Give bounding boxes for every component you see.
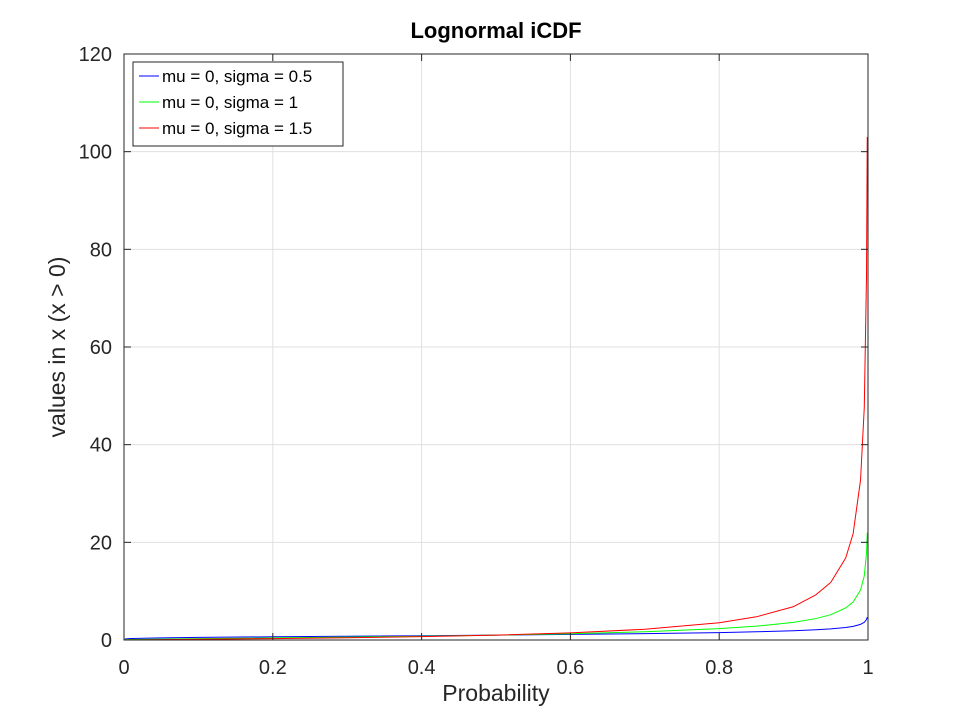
legend-label-3: mu = 0, sigma = 1.5	[162, 119, 312, 138]
y-tick-label: 40	[90, 435, 112, 457]
x-tick-label: 1	[862, 657, 873, 679]
series-line-2	[124, 532, 868, 641]
y-tick-label: 60	[90, 337, 112, 359]
y-tick-label: 0	[101, 630, 112, 652]
axis-ticks: 0 0.2 0.4 0.6 0.8 1 0 20 40 60 80 100 120	[79, 44, 874, 679]
y-axis-label: values in x (x > 0)	[44, 257, 70, 438]
series-line-3	[124, 137, 868, 641]
x-tick-label: 0.8	[705, 657, 733, 679]
x-tick-label: 0.4	[408, 657, 436, 679]
legend-label-1: mu = 0, sigma = 0.5	[162, 67, 312, 86]
series-line-1	[124, 616, 868, 640]
x-tick-label: 0.2	[259, 657, 287, 679]
series-lines	[124, 137, 868, 641]
legend-box	[132, 61, 344, 147]
chart-title: Lognormal iCDF	[410, 18, 581, 43]
x-axis-label: Probability	[442, 680, 550, 706]
x-tick-label: 0	[118, 657, 129, 679]
x-tick-label: 0.6	[556, 657, 584, 679]
y-tick-label: 100	[79, 142, 112, 164]
y-tick-label: 120	[79, 44, 112, 66]
legend-label-2: mu = 0, sigma = 1	[162, 93, 298, 112]
y-tick-label: 20	[90, 532, 112, 554]
legend: mu = 0, sigma = 0.5 mu = 0, sigma = 1 mu =…	[132, 61, 344, 147]
y-tick-label: 80	[90, 239, 112, 261]
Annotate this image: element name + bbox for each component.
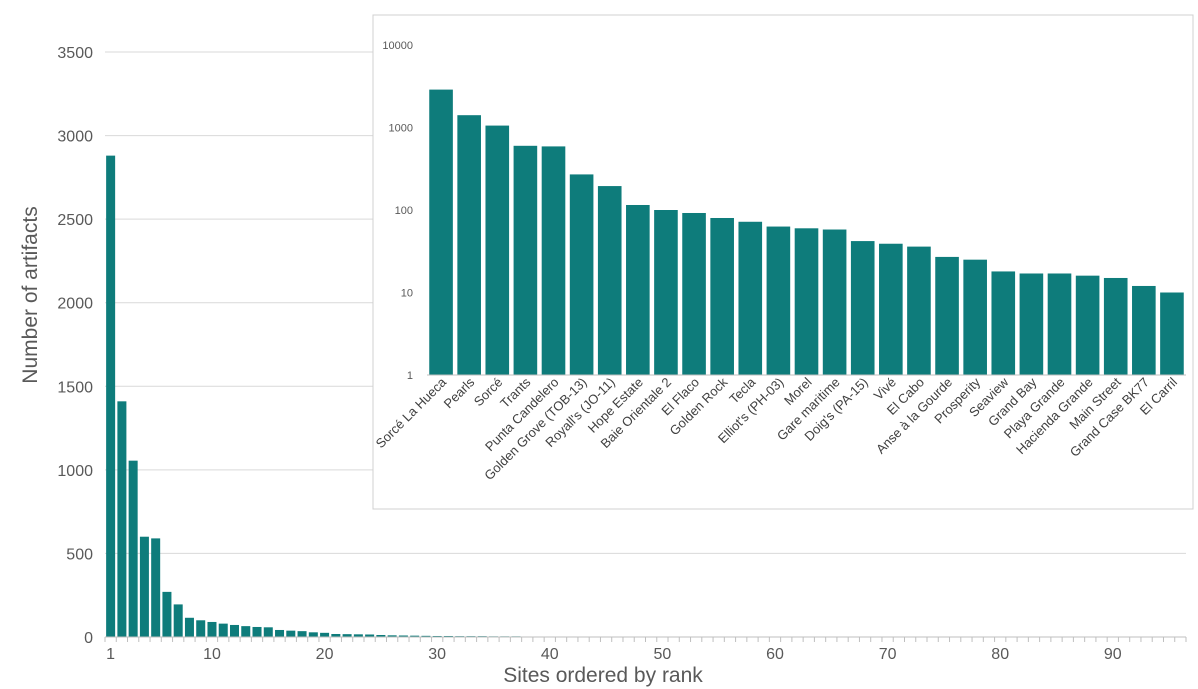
main-x-tick-marks — [104, 637, 1187, 642]
main-bar — [308, 632, 318, 637]
main-bar — [218, 623, 228, 637]
main-bar — [443, 635, 453, 637]
inset-bar — [1019, 273, 1044, 375]
main-x-axis-title: Sites ordered by rank — [503, 664, 703, 687]
main-x-tick-label: 30 — [428, 646, 446, 663]
main-bar — [286, 630, 296, 637]
main-bar — [376, 634, 386, 637]
main-bars — [106, 155, 1185, 637]
main-x-tick-label: 50 — [653, 646, 671, 663]
main-y-tick-label: 3500 — [57, 45, 93, 62]
inset-bar — [907, 246, 931, 375]
main-bar — [173, 604, 183, 637]
main-x-tick-label: 10 — [203, 646, 221, 663]
inset-y-tick-label: 10000 — [382, 40, 413, 52]
main-bar — [252, 626, 262, 637]
main-bar — [342, 634, 352, 637]
inset-bar — [710, 217, 734, 375]
inset-bar — [654, 210, 678, 375]
main-bar — [410, 635, 420, 637]
main-bar — [365, 634, 375, 637]
main-x-tick-labels: 1 10 20 30 40 50 60 70 80 90 — [106, 646, 1122, 663]
main-x-tick-label: 80 — [991, 646, 1009, 663]
inset-bar — [569, 174, 594, 375]
main-bar — [241, 626, 251, 637]
main-bar — [275, 629, 285, 637]
inset-bar — [850, 241, 875, 375]
main-y-tick-label: 3000 — [57, 129, 93, 146]
inset-bar — [485, 125, 510, 376]
main-x-tick-label: 70 — [879, 646, 897, 663]
inset-bar — [626, 204, 650, 375]
inset-y-tick-label: 1 — [407, 370, 413, 382]
inset-bar — [766, 226, 791, 375]
main-y-tick-label: 2500 — [57, 212, 93, 229]
inset-y-tick-label: 1000 — [389, 123, 413, 135]
main-bar — [263, 627, 273, 637]
main-x-tick-label: 40 — [541, 646, 559, 663]
inset-bar — [429, 89, 453, 375]
inset-bar — [1075, 275, 1100, 375]
inset-bar — [597, 186, 622, 375]
inset-bar — [991, 271, 1016, 375]
main-bar — [128, 460, 138, 637]
inset-bar — [738, 221, 763, 375]
main-bar — [207, 621, 217, 637]
main-chart: 0 500 1000 1500 2000 2500 3000 3500 1 10 20 30 40 50… — [19, 45, 1187, 687]
inset-y-tick-labels: 1 10 100 1000 10000 — [382, 40, 413, 382]
main-bar — [117, 401, 127, 637]
main-bar — [320, 632, 330, 637]
main-bar — [151, 538, 161, 637]
main-bar — [432, 635, 442, 637]
main-bar — [353, 634, 363, 637]
main-y-tick-label: 1500 — [57, 379, 93, 396]
main-y-tick-label: 500 — [66, 546, 93, 563]
main-bar — [184, 617, 194, 637]
inset-bar — [822, 229, 847, 375]
inset-bar — [1103, 277, 1128, 375]
inset-bar — [794, 228, 819, 375]
main-bar — [106, 155, 116, 637]
main-bar — [162, 591, 172, 637]
inset-bar — [1132, 285, 1156, 375]
main-y-tick-label: 2000 — [57, 296, 93, 313]
inset-bar — [457, 115, 481, 375]
main-y-tick-labels: 0 500 1000 1500 2000 2500 3000 3500 — [57, 45, 93, 647]
main-bar — [229, 624, 239, 637]
main-y-tick-label: 0 — [84, 630, 93, 647]
main-bar — [398, 635, 408, 637]
main-bar — [139, 536, 149, 637]
main-y-tick-label: 1000 — [57, 463, 93, 480]
main-bar — [421, 635, 431, 637]
inset-bar — [682, 212, 706, 375]
inset-bar — [935, 256, 959, 375]
inset-bar — [963, 259, 987, 375]
inset-y-tick-label: 100 — [395, 205, 413, 217]
inset-bar — [541, 146, 566, 375]
inset-bar — [1160, 292, 1184, 375]
inset-bar — [879, 243, 903, 375]
main-bar — [387, 635, 397, 637]
main-bar — [331, 633, 341, 637]
main-bar — [297, 631, 307, 637]
main-x-tick-label: 1 — [106, 646, 115, 663]
inset-bar — [1047, 273, 1072, 375]
main-bar — [196, 620, 206, 637]
main-x-tick-label: 90 — [1104, 646, 1122, 663]
main-x-tick-label: 20 — [316, 646, 334, 663]
inset-y-tick-label: 10 — [401, 288, 413, 300]
inset-bars — [429, 89, 1184, 376]
main-y-axis-title: Number of artifacts — [19, 206, 42, 383]
inset-bar — [513, 145, 538, 375]
main-x-tick-label: 60 — [766, 646, 784, 663]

☆ ☆ ☆ ☆ ☆ ☆ ☆

Reproduce all of the records above with the phrase "Lognormal iCDF" replaced by "Lognormal inverse CDF" and everything else unchanged. Omit the pictures from your answer.

Give bounding boxes for every component you see.
legend-label-3: mu = 0, sigma = 1.5	[162, 119, 312, 138]
y-tick-label: 40	[90, 435, 112, 457]
x-tick-label: 1	[862, 657, 873, 679]
series-line-2	[124, 532, 868, 641]
y-tick-label: 60	[90, 337, 112, 359]
y-tick-label: 0	[101, 630, 112, 652]
axis-ticks: 0 0.2 0.4 0.6 0.8 1 0 20 40 60 80 100 120	[79, 44, 874, 679]
y-axis-label: values in x (x > 0)	[44, 257, 70, 438]
series-line-3	[124, 137, 868, 641]
x-tick-label: 0.8	[705, 657, 733, 679]
x-tick-label: 0.4	[408, 657, 436, 679]
legend-label-1: mu = 0, sigma = 0.5	[162, 67, 312, 86]
series-line-1	[124, 616, 868, 640]
x-tick-label: 0.2	[259, 657, 287, 679]
series-lines	[124, 137, 868, 641]
legend-box	[132, 61, 344, 147]
chart-title: Lognormal inverse CDF	[410, 18, 581, 43]
x-axis-label: Probability	[442, 680, 550, 706]
x-tick-label: 0	[118, 657, 129, 679]
x-tick-label: 0.6	[556, 657, 584, 679]
y-tick-label: 100	[79, 142, 112, 164]
y-tick-label: 120	[79, 44, 112, 66]
legend-label-2: mu = 0, sigma = 1	[162, 93, 298, 112]
y-tick-label: 20	[90, 532, 112, 554]
legend: mu = 0, sigma = 0.5 mu = 0, sigma = 1 mu =…	[132, 61, 344, 147]
y-tick-label: 80	[90, 239, 112, 261]
Annotate this image: element name + bbox for each component.
main-x-tick-marks — [104, 637, 1187, 642]
main-bar — [308, 632, 318, 637]
main-bar — [218, 623, 228, 637]
main-bar — [443, 635, 453, 637]
inset-bar — [1019, 273, 1044, 375]
main-x-axis-title: Sites ordered by rank — [503, 664, 703, 687]
main-x-tick-label: 30 — [428, 646, 446, 663]
main-bar — [286, 630, 296, 637]
main-bar — [376, 634, 386, 637]
main-bars — [106, 155, 1185, 637]
main-x-tick-label: 50 — [653, 646, 671, 663]
main-y-tick-label: 3500 — [57, 45, 93, 62]
inset-bar — [907, 246, 931, 375]
main-bar — [173, 604, 183, 637]
main-x-tick-label: 10 — [203, 646, 221, 663]
inset-y-tick-label: 10000 — [382, 40, 413, 52]
main-bar — [252, 626, 262, 637]
main-bar — [342, 634, 352, 637]
inset-bar — [710, 217, 734, 375]
inset-bar — [654, 210, 678, 375]
main-bar — [410, 635, 420, 637]
main-bar — [365, 634, 375, 637]
main-x-tick-labels: 1 10 20 30 40 50 60 70 80 90 — [106, 646, 1122, 663]
main-x-tick-label: 80 — [991, 646, 1009, 663]
inset-bar — [569, 174, 594, 375]
main-bar — [241, 626, 251, 637]
main-bar — [275, 629, 285, 637]
inset-bar — [850, 241, 875, 375]
main-y-tick-label: 3000 — [57, 129, 93, 146]
inset-bar — [485, 125, 510, 376]
main-x-tick-label: 70 — [879, 646, 897, 663]
inset-bar — [626, 204, 650, 375]
inset-y-tick-label: 1 — [407, 370, 413, 382]
inset-bar — [766, 226, 791, 375]
main-y-tick-label: 2500 — [57, 212, 93, 229]
inset-y-tick-label: 1000 — [389, 123, 413, 135]
main-bar — [263, 627, 273, 637]
main-x-tick-label: 40 — [541, 646, 559, 663]
inset-bar — [429, 89, 453, 375]
inset-bar — [1075, 275, 1100, 375]
inset-bar — [597, 186, 622, 375]
inset-bar — [991, 271, 1016, 375]
main-bar — [128, 460, 138, 637]
inset-bar — [738, 221, 763, 375]
main-bar — [207, 621, 217, 637]
main-chart: 0 500 1000 1500 2000 2500 3000 3500 1 10 20 30 40 50… — [19, 45, 1187, 687]
inset-y-tick-labels: 1 10 100 1000 10000 — [382, 40, 413, 382]
main-bar — [117, 401, 127, 637]
main-bar — [320, 632, 330, 637]
main-bar — [151, 538, 161, 637]
main-bar — [432, 635, 442, 637]
main-bar — [353, 634, 363, 637]
main-y-tick-label: 1500 — [57, 379, 93, 396]
main-y-tick-label: 500 — [66, 546, 93, 563]
main-bar — [184, 617, 194, 637]
inset-bar — [822, 229, 847, 375]
inset-bar — [1103, 277, 1128, 375]
inset-bar — [794, 228, 819, 375]
main-bar — [106, 155, 116, 637]
main-bar — [162, 591, 172, 637]
inset-bar — [1132, 285, 1156, 375]
main-y-tick-label: 2000 — [57, 296, 93, 313]
inset-bar — [457, 115, 481, 375]
main-y-tick-labels: 0 500 1000 1500 2000 2500 3000 3500 — [57, 45, 93, 647]
main-bar — [229, 624, 239, 637]
main-y-tick-label: 0 — [84, 630, 93, 647]
main-bar — [398, 635, 408, 637]
main-bar — [139, 536, 149, 637]
main-y-tick-label: 1000 — [57, 463, 93, 480]
main-bar — [421, 635, 431, 637]
inset-bar — [682, 212, 706, 375]
inset-bar — [935, 256, 959, 375]
inset-bar — [963, 259, 987, 375]
inset-y-tick-label: 100 — [395, 205, 413, 217]
inset-bar — [541, 146, 566, 375]
inset-bar — [1160, 292, 1184, 375]
inset-bar — [879, 243, 903, 375]
main-bar — [387, 635, 397, 637]
main-bar — [331, 633, 341, 637]
main-bar — [297, 631, 307, 637]
main-x-tick-label: 1 — [106, 646, 115, 663]
inset-bar — [1047, 273, 1072, 375]
main-bar — [196, 620, 206, 637]
main-x-tick-label: 90 — [1104, 646, 1122, 663]
main-x-tick-label: 20 — [316, 646, 334, 663]
inset-y-tick-label: 10 — [401, 288, 413, 300]
inset-bars — [429, 89, 1184, 376]
main-y-axis-title: Number of artifacts — [19, 206, 42, 383]
inset-bar — [513, 145, 538, 375]
main-x-tick-label: 60 — [766, 646, 784, 663]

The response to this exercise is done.